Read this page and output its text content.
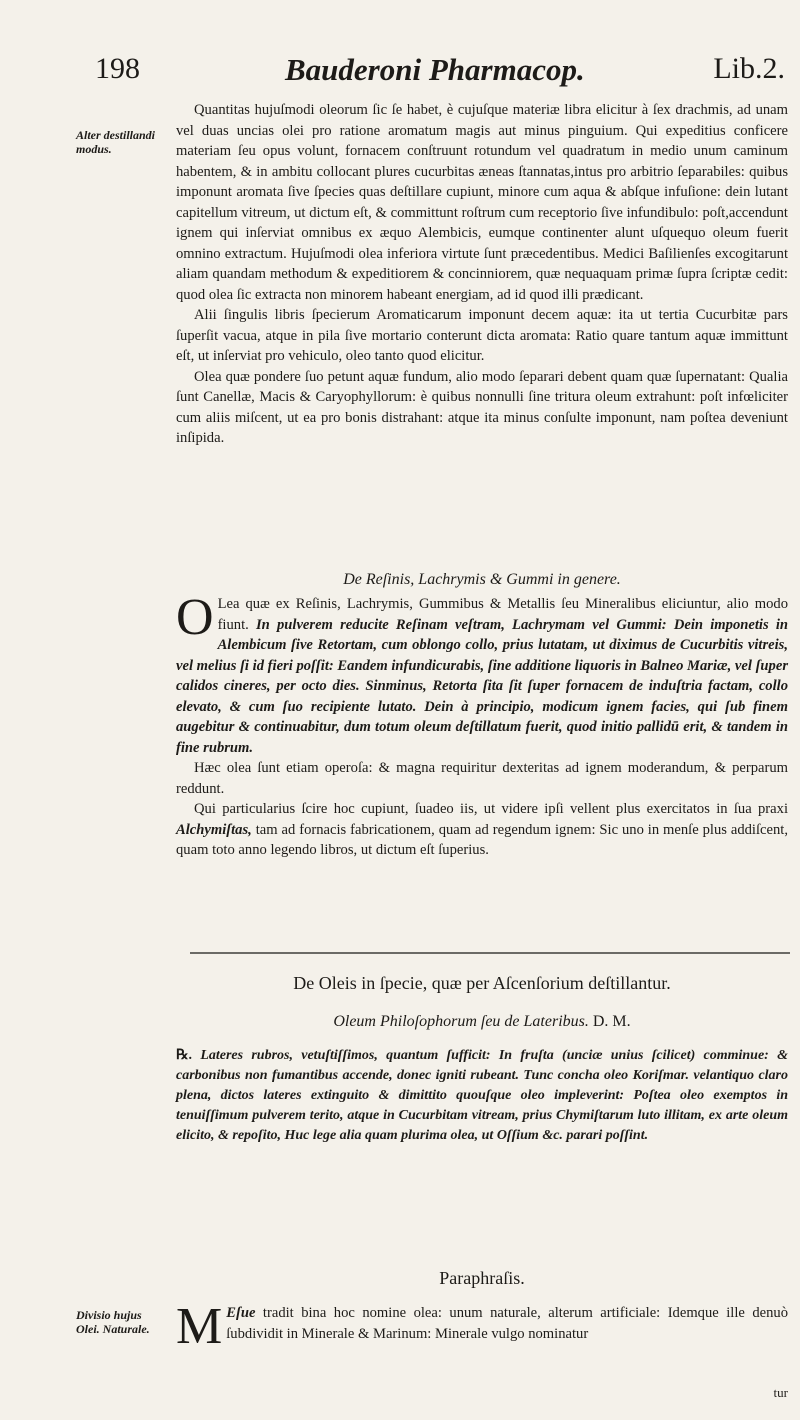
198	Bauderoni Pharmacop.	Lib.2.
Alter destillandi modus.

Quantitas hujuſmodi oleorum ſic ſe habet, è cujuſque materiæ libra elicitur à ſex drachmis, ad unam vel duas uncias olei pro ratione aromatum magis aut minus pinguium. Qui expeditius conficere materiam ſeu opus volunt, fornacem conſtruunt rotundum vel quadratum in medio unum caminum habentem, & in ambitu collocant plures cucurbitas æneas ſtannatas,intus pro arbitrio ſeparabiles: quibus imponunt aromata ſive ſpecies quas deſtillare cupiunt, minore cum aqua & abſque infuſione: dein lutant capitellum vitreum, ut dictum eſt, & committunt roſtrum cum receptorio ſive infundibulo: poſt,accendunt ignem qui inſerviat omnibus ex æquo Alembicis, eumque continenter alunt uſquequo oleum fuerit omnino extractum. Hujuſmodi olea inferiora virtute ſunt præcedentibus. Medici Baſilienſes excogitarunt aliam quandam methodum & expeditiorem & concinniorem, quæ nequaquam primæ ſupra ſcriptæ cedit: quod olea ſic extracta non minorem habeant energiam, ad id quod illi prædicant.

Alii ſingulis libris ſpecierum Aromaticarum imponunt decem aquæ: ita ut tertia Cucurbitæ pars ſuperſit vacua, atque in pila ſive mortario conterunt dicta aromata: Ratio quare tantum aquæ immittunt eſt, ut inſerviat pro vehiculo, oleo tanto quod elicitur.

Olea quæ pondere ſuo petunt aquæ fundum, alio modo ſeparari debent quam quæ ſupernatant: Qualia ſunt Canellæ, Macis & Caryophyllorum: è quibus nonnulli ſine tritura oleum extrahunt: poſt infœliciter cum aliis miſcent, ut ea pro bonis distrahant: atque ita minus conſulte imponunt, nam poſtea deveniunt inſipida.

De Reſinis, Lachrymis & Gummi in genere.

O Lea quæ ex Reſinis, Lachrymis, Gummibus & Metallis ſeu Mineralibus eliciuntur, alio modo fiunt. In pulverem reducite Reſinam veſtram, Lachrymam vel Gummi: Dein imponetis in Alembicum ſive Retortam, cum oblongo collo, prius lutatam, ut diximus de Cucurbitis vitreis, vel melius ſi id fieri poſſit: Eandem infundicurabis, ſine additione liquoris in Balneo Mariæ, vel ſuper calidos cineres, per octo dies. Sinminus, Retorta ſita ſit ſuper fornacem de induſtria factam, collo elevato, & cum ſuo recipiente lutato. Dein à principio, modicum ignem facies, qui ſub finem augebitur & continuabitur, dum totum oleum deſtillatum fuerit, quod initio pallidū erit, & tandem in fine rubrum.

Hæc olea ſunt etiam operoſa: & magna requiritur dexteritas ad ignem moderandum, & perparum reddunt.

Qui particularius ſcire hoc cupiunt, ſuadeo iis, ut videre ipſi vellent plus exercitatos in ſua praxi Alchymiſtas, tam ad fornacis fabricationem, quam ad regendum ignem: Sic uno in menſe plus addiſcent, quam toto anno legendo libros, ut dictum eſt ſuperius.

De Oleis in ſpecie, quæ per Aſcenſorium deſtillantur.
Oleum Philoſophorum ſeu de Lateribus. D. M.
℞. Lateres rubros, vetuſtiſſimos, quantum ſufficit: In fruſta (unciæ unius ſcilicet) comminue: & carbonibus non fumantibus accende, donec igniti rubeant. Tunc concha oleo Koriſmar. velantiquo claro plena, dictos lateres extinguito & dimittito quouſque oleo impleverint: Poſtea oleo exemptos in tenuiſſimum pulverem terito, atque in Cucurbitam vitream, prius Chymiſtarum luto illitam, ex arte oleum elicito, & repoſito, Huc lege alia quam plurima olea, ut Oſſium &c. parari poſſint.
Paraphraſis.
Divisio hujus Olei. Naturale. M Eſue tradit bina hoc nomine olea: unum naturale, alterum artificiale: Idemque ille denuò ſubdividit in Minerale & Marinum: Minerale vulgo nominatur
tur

...

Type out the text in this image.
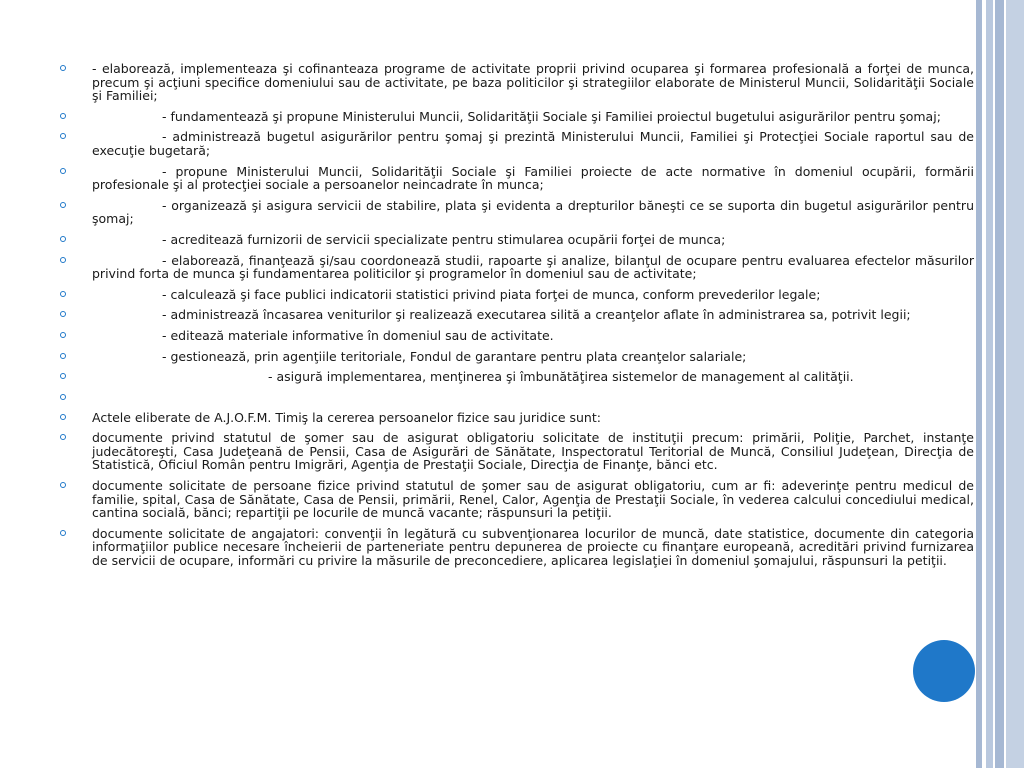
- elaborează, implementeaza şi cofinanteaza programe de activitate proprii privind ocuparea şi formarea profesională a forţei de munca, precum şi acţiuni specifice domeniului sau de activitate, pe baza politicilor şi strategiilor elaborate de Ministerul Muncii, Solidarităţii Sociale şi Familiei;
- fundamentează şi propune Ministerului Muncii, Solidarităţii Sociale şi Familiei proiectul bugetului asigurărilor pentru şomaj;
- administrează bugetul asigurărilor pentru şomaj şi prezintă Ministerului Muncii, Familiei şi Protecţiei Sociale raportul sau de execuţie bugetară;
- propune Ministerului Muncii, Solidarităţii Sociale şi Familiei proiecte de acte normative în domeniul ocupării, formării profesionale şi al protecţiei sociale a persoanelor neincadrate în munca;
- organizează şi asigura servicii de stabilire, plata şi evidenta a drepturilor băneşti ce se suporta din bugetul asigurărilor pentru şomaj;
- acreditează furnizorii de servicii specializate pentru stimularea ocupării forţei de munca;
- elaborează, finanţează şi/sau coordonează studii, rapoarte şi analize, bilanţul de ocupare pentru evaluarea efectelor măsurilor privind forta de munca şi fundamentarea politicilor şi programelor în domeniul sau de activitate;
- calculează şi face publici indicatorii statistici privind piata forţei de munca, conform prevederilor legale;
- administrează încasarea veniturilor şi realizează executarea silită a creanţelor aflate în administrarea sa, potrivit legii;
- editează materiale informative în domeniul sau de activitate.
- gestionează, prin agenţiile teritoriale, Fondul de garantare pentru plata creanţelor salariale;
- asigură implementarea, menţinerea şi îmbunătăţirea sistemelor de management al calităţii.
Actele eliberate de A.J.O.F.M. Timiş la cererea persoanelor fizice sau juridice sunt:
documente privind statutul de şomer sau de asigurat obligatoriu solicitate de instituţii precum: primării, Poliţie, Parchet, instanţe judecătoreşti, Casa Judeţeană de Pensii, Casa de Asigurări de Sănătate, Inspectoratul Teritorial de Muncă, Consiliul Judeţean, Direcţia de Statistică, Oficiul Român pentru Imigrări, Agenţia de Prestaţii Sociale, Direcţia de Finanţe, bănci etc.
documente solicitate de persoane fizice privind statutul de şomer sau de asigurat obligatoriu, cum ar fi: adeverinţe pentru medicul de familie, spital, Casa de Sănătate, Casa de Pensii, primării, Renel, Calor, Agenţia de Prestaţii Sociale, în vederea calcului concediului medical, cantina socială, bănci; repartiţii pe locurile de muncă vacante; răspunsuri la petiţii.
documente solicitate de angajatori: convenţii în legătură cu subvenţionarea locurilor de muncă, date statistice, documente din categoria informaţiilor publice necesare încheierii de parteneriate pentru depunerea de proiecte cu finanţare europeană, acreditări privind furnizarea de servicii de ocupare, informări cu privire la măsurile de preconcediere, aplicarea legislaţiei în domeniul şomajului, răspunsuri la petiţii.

...

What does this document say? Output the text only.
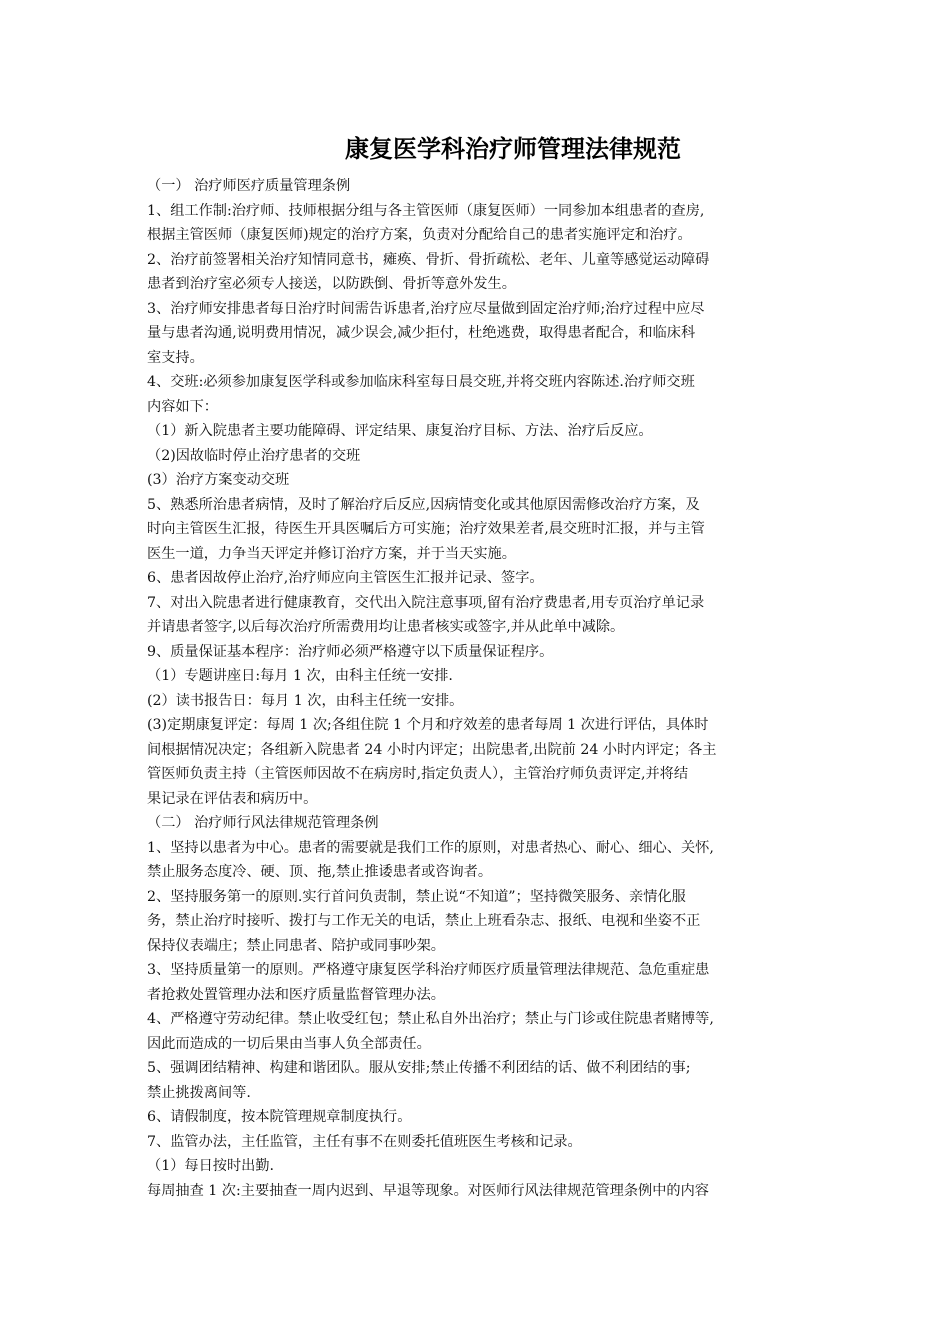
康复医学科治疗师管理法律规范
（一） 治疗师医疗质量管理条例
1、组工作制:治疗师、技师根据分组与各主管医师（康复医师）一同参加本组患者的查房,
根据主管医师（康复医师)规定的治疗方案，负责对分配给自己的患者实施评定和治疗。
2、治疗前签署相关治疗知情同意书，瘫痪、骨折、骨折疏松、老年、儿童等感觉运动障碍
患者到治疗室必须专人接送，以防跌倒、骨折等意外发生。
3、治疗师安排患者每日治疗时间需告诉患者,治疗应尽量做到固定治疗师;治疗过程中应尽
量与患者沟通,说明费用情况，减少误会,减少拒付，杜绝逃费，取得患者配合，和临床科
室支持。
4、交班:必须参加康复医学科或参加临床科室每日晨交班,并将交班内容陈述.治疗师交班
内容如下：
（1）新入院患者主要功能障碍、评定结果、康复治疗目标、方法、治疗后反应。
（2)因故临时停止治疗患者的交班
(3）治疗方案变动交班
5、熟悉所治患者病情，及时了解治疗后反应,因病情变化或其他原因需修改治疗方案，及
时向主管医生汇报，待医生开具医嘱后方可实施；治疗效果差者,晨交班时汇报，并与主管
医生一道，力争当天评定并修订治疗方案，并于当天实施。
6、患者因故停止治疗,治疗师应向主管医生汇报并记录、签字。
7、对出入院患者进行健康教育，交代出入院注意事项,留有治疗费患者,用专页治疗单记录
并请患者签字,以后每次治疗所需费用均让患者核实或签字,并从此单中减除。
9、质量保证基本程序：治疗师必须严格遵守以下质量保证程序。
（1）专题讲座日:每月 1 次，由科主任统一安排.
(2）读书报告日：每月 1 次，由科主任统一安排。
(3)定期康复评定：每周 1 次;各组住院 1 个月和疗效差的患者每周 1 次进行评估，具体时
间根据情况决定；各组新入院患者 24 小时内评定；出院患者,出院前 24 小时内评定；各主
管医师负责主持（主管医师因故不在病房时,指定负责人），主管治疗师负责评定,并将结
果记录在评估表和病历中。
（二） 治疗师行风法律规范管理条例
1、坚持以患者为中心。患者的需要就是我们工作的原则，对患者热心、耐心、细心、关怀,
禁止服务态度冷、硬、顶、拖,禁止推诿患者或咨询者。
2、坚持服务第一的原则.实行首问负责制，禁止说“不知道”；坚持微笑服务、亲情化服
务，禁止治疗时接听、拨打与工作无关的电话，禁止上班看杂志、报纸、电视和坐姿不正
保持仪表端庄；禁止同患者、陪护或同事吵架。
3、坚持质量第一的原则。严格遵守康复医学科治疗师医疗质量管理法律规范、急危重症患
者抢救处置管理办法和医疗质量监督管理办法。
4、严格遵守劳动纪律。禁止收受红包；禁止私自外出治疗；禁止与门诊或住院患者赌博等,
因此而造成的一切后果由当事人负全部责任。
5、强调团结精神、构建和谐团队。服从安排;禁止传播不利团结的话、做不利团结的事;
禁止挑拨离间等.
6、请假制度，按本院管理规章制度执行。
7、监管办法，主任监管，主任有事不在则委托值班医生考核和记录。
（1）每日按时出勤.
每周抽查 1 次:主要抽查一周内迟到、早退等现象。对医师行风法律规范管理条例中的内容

» Stated task:
From the entries above, copy each line holding "由科主任统一安排".

» Result of this task:
（1）专题讲座日:每月 1 次，由科主任统一安排.
(2）读书报告日：每月 1 次，由科主任统一安排。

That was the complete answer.